((

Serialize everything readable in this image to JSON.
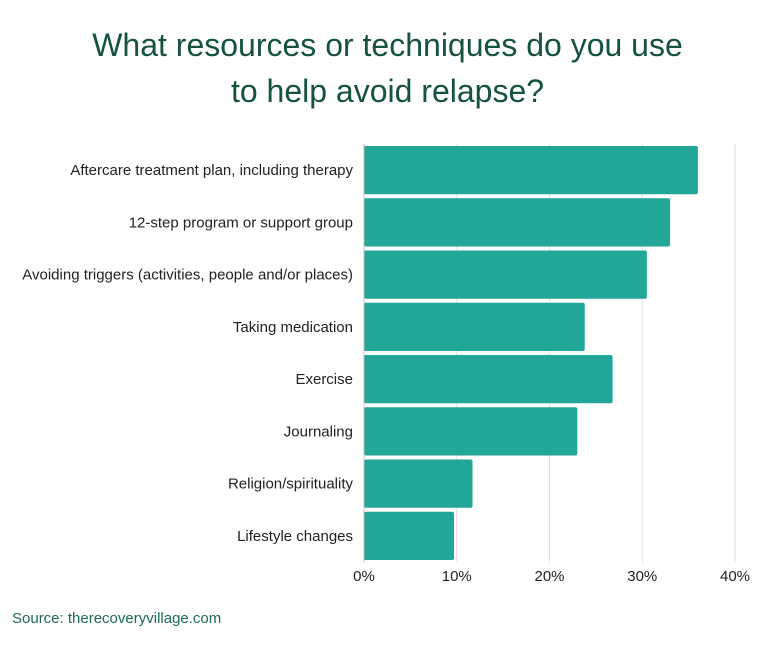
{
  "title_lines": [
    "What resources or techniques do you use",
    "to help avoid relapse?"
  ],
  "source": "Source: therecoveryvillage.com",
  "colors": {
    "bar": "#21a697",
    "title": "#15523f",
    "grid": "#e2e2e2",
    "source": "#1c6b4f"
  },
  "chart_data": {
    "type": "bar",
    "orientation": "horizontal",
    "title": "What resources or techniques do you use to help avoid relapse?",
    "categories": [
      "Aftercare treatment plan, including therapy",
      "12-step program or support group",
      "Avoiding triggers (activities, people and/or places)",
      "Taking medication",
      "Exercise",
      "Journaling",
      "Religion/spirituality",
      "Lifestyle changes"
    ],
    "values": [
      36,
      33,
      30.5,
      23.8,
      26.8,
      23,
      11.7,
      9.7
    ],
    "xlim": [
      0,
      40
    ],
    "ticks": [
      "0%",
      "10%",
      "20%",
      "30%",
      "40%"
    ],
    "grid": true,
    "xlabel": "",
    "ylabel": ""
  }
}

))

### DESCRIPTION OF THE TASK
Omit the pictures. Transcribe every record exactly.

### SOLUTION FOR THIS EXERCISE
Serialize everything readable in this image to JSON.
{
  "title_lines": [
    "What resources or techniques do you use",
    "to help avoid relapse?"
  ],
  "source": "Source: therecoveryvillage.com",
  "colors": {
    "bar": "#21a697",
    "title": "#15523f",
    "grid": "#e2e2e2",
    "source": "#1c6b4f"
  },
  "chart_data": {
    "type": "bar",
    "orientation": "horizontal",
    "title": "What resources or techniques do you use to help avoid relapse?",
    "categories": [
      "Aftercare treatment plan, including therapy",
      "12-step program or support group",
      "Avoiding triggers (activities, people and/or places)",
      "Taking medication",
      "Exercise",
      "Journaling",
      "Religion/spirituality",
      "Lifestyle changes"
    ],
    "values": [
      36,
      33,
      30.5,
      23.8,
      26.8,
      23,
      11.7,
      9.7
    ],
    "xlim": [
      0,
      40
    ],
    "ticks": [
      "0%",
      "10%",
      "20%",
      "30%",
      "40%"
    ],
    "grid": true,
    "xlabel": "",
    "ylabel": ""
  }
}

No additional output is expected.